* _GIVEN EXERCISE_
Lines containing the word "Days" are to be located and copied.

* _ENTRIES PROVIDED_
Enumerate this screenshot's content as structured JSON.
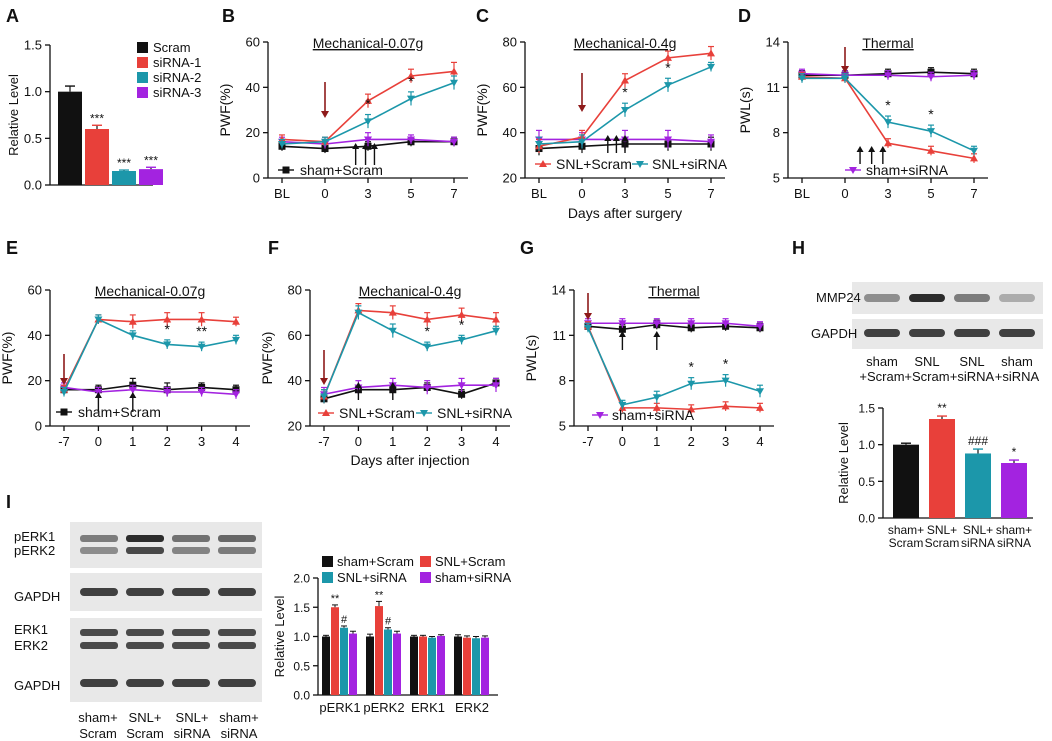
{
  "colors": {
    "black": "#111111",
    "red": "#e8403a",
    "cyan": "#1c97aa",
    "purple": "#a323e0",
    "arrow_red": "#8e1a1a"
  },
  "chart_data": [
    {
      "panel": "A",
      "type": "bar",
      "title": "",
      "ylabel": "Relative Level",
      "ylim": [
        0,
        1.5
      ],
      "ticks": [
        "0.0",
        "0.5",
        "1.0",
        "1.5"
      ],
      "categories": [
        "Scram",
        "siRNA-1",
        "siRNA-2",
        "siRNA-3"
      ],
      "values": [
        1.0,
        0.6,
        0.15,
        0.17
      ],
      "errors": [
        0.06,
        0.04,
        0.01,
        0.02
      ],
      "sig": [
        "",
        "***",
        "***",
        "***"
      ],
      "legend": [
        "Scram",
        "siRNA-1",
        "siRNA-2",
        "siRNA-3"
      ]
    },
    {
      "panel": "B",
      "type": "line",
      "title": "Mechanical-0.07g",
      "ylabel": "PWF(%)",
      "ylim": [
        0,
        60
      ],
      "yticks": [
        "0",
        "20",
        "40",
        "60"
      ],
      "xticks": [
        "BL",
        "0",
        "3",
        "5",
        "7"
      ],
      "series": [
        {
          "name": "sham+Scram",
          "color": "black",
          "values": [
            14,
            13,
            14,
            16,
            16
          ],
          "errors": [
            2,
            2,
            2,
            2,
            2
          ]
        },
        {
          "name": "sham+siRNA",
          "color": "purple",
          "values": [
            16,
            15,
            17,
            17,
            16
          ],
          "errors": [
            2,
            2,
            3,
            2,
            2
          ]
        },
        {
          "name": "SNL+Scram",
          "color": "red",
          "values": [
            17,
            16,
            34,
            45,
            47
          ],
          "errors": [
            2,
            2,
            3,
            3,
            4
          ]
        },
        {
          "name": "SNL+siRNA",
          "color": "cyan",
          "values": [
            15,
            16,
            25,
            35,
            42
          ],
          "errors": [
            2,
            2,
            3,
            3,
            3
          ]
        }
      ],
      "stars": [
        "",
        "",
        "*",
        "*",
        ""
      ],
      "legend_text": "sham+Scram",
      "xlabel": ""
    },
    {
      "panel": "C",
      "type": "line",
      "title": "Mechanical-0.4g",
      "ylabel": "PWF(%)",
      "ylim": [
        20,
        80
      ],
      "yticks": [
        "20",
        "40",
        "60",
        "80"
      ],
      "xticks": [
        "BL",
        "0",
        "3",
        "5",
        "7"
      ],
      "series": [
        {
          "name": "sham+Scram",
          "color": "black",
          "values": [
            33,
            34,
            35,
            35,
            35
          ],
          "errors": [
            3,
            3,
            3,
            3,
            3
          ]
        },
        {
          "name": "sham+siRNA",
          "color": "purple",
          "values": [
            37,
            37,
            37,
            37,
            36
          ],
          "errors": [
            4,
            3,
            4,
            4,
            3
          ]
        },
        {
          "name": "SNL+Scram",
          "color": "red",
          "values": [
            34,
            38,
            63,
            73,
            75
          ],
          "errors": [
            3,
            3,
            3,
            3,
            3
          ]
        },
        {
          "name": "SNL+siRNA",
          "color": "cyan",
          "values": [
            35,
            36,
            50,
            61,
            69
          ],
          "errors": [
            3,
            3,
            3,
            3,
            2
          ]
        }
      ],
      "stars": [
        "",
        "",
        "*",
        "*",
        ""
      ],
      "legend_a": "SNL+Scram",
      "legend_b": "SNL+siRNA",
      "xlabel": "Days after surgery"
    },
    {
      "panel": "D",
      "type": "line",
      "title": "Thermal",
      "ylabel": "PWL(s)",
      "ylim": [
        5,
        14
      ],
      "yticks": [
        "5",
        "8",
        "11",
        "14"
      ],
      "xticks": [
        "BL",
        "0",
        "3",
        "5",
        "7"
      ],
      "series": [
        {
          "name": "sham+Scram",
          "color": "black",
          "values": [
            11.8,
            11.8,
            11.9,
            12.0,
            11.9
          ],
          "errors": [
            0.3,
            0.3,
            0.3,
            0.3,
            0.3
          ]
        },
        {
          "name": "sham+siRNA",
          "color": "purple",
          "values": [
            11.9,
            11.8,
            11.8,
            11.7,
            11.8
          ],
          "errors": [
            0.3,
            0.3,
            0.3,
            0.3,
            0.3
          ]
        },
        {
          "name": "SNL+Scram",
          "color": "red",
          "values": [
            11.7,
            11.6,
            7.3,
            6.8,
            6.3
          ],
          "errors": [
            0.3,
            0.3,
            0.3,
            0.3,
            0.3
          ]
        },
        {
          "name": "SNL+siRNA",
          "color": "cyan",
          "values": [
            11.6,
            11.6,
            8.7,
            8.1,
            6.8
          ],
          "errors": [
            0.3,
            0.3,
            0.4,
            0.4,
            0.3
          ]
        }
      ],
      "stars": [
        "",
        "",
        "*",
        "*",
        ""
      ],
      "legend_text": "sham+siRNA",
      "xlabel": ""
    },
    {
      "panel": "E",
      "type": "line",
      "title": "Mechanical-0.07g",
      "ylabel": "PWF(%)",
      "ylim": [
        0,
        60
      ],
      "yticks": [
        "0",
        "20",
        "40",
        "60"
      ],
      "xticks": [
        "-7",
        "0",
        "1",
        "2",
        "3",
        "4"
      ],
      "series": [
        {
          "name": "sham+Scram",
          "color": "black",
          "values": [
            16,
            16,
            18,
            16,
            17,
            16
          ],
          "errors": [
            2,
            2,
            3,
            3,
            2,
            2
          ]
        },
        {
          "name": "sham+siRNA",
          "color": "purple",
          "values": [
            17,
            15,
            16,
            15,
            15,
            14
          ],
          "errors": [
            2,
            2,
            2,
            2,
            2,
            2
          ]
        },
        {
          "name": "SNL+Scram",
          "color": "red",
          "values": [
            16,
            47,
            46,
            47,
            47,
            46
          ],
          "errors": [
            2,
            2,
            3,
            3,
            3,
            2
          ]
        },
        {
          "name": "SNL+siRNA",
          "color": "cyan",
          "values": [
            15,
            47,
            40,
            36,
            35,
            38
          ],
          "errors": [
            2,
            2,
            2,
            2,
            2,
            2
          ]
        }
      ],
      "stars": [
        "",
        "",
        "",
        "*",
        "**",
        ""
      ],
      "legend_text": "sham+Scram",
      "xlabel": ""
    },
    {
      "panel": "F",
      "type": "line",
      "title": "Mechanical-0.4g",
      "ylabel": "PWF(%)",
      "ylim": [
        20,
        80
      ],
      "yticks": [
        "20",
        "40",
        "60",
        "80"
      ],
      "xticks": [
        "-7",
        "0",
        "1",
        "2",
        "3",
        "4"
      ],
      "series": [
        {
          "name": "sham+Scram",
          "color": "black",
          "values": [
            32,
            36,
            36,
            37,
            34,
            39
          ],
          "errors": [
            2,
            2,
            2,
            2,
            2,
            2
          ]
        },
        {
          "name": "sham+siRNA",
          "color": "purple",
          "values": [
            34,
            37,
            38,
            37,
            38,
            38
          ],
          "errors": [
            3,
            3,
            3,
            3,
            3,
            3
          ]
        },
        {
          "name": "SNL+Scram",
          "color": "red",
          "values": [
            33,
            71,
            70,
            67,
            69,
            67
          ],
          "errors": [
            3,
            3,
            3,
            3,
            3,
            3
          ]
        },
        {
          "name": "SNL+siRNA",
          "color": "cyan",
          "values": [
            33,
            70,
            62,
            55,
            58,
            62
          ],
          "errors": [
            3,
            3,
            3,
            2,
            2,
            2
          ]
        }
      ],
      "stars": [
        "",
        "",
        "",
        "*",
        "*",
        ""
      ],
      "legend_a": "SNL+Scram",
      "legend_b": "SNL+siRNA",
      "xlabel": "Days after injection"
    },
    {
      "panel": "G",
      "type": "line",
      "title": "Thermal",
      "ylabel": "PWL(s)",
      "ylim": [
        5,
        14
      ],
      "yticks": [
        "5",
        "8",
        "11",
        "14"
      ],
      "xticks": [
        "-7",
        "0",
        "1",
        "2",
        "3",
        "4"
      ],
      "series": [
        {
          "name": "sham+Scram",
          "color": "black",
          "values": [
            11.6,
            11.4,
            11.7,
            11.5,
            11.6,
            11.5
          ],
          "errors": [
            0.3,
            0.3,
            0.3,
            0.3,
            0.3,
            0.3
          ]
        },
        {
          "name": "sham+siRNA",
          "color": "purple",
          "values": [
            11.8,
            11.8,
            11.8,
            11.8,
            11.8,
            11.6
          ],
          "errors": [
            0.3,
            0.3,
            0.3,
            0.3,
            0.3,
            0.3
          ]
        },
        {
          "name": "SNL+Scram",
          "color": "red",
          "values": [
            11.6,
            6.2,
            6.2,
            6.1,
            6.3,
            6.2
          ],
          "errors": [
            0.3,
            0.3,
            0.3,
            0.3,
            0.3,
            0.3
          ]
        },
        {
          "name": "SNL+siRNA",
          "color": "cyan",
          "values": [
            11.5,
            6.4,
            6.9,
            7.8,
            8.0,
            7.3
          ],
          "errors": [
            0.3,
            0.3,
            0.4,
            0.4,
            0.4,
            0.4
          ]
        }
      ],
      "stars": [
        "",
        "",
        "",
        "*",
        "*",
        ""
      ],
      "legend_text": "sham+siRNA",
      "xlabel": ""
    },
    {
      "panel": "H",
      "type": "bar",
      "ylabel": "Relative Level",
      "ylim": [
        0,
        1.5
      ],
      "ticks": [
        "0.0",
        "0.5",
        "1.0",
        "1.5"
      ],
      "categories": [
        [
          "sham",
          "+Scram"
        ],
        [
          "SNL",
          "+Scram"
        ],
        [
          "SNL",
          "+siRNA"
        ],
        [
          "sham",
          "+siRNA"
        ]
      ],
      "bar_labels": [
        [
          "sham+",
          "Scram"
        ],
        [
          "SNL+",
          "Scram"
        ],
        [
          "SNL+",
          "siRNA"
        ],
        [
          "sham+",
          "siRNA"
        ]
      ],
      "values": [
        1.0,
        1.35,
        0.88,
        0.75
      ],
      "errors": [
        0.02,
        0.04,
        0.06,
        0.04
      ],
      "colors": [
        "black",
        "red",
        "cyan",
        "purple"
      ],
      "sig": [
        "",
        "**",
        "###",
        "*"
      ],
      "blot_labels": [
        "MMP24",
        "GAPDH"
      ]
    },
    {
      "panel": "I",
      "type": "bar",
      "ylabel": "Relative Level",
      "ylim": [
        0,
        2.0
      ],
      "ticks": [
        "0.0",
        "0.5",
        "1.0",
        "1.5",
        "2.0"
      ],
      "categories": [
        "pERK1",
        "pERK2",
        "ERK1",
        "ERK2"
      ],
      "series": [
        {
          "name": "sham+Scram",
          "color": "black",
          "values": [
            1.0,
            1.0,
            1.0,
            1.0
          ],
          "errors": [
            0.02,
            0.04,
            0.02,
            0.03
          ]
        },
        {
          "name": "SNL+Scram",
          "color": "red",
          "values": [
            1.5,
            1.52,
            1.0,
            0.98
          ],
          "errors": [
            0.04,
            0.08,
            0.02,
            0.03
          ]
        },
        {
          "name": "SNL+siRNA",
          "color": "cyan",
          "values": [
            1.15,
            1.12,
            0.98,
            0.97
          ],
          "errors": [
            0.03,
            0.03,
            0.02,
            0.03
          ]
        },
        {
          "name": "sham+siRNA",
          "color": "purple",
          "values": [
            1.05,
            1.05,
            1.01,
            0.98
          ],
          "errors": [
            0.04,
            0.04,
            0.02,
            0.03
          ]
        }
      ],
      "sig": [
        [
          "",
          "**",
          "#",
          ""
        ],
        [
          "",
          "**",
          "#",
          ""
        ],
        [
          "",
          "",
          "",
          ""
        ],
        [
          "",
          "",
          "",
          ""
        ]
      ],
      "blot_labels": [
        "pERK1",
        "pERK2",
        "GAPDH",
        "ERK1",
        "ERK2",
        "GAPDH"
      ],
      "lane_labels": [
        [
          "sham+",
          "Scram"
        ],
        [
          "SNL+",
          "Scram"
        ],
        [
          "SNL+",
          "siRNA"
        ],
        [
          "sham+",
          "siRNA"
        ]
      ]
    }
  ]
}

* _COMPLETE ANSWER_
      "xlabel": "Days after surgery"
      "xlabel": "Days after injection"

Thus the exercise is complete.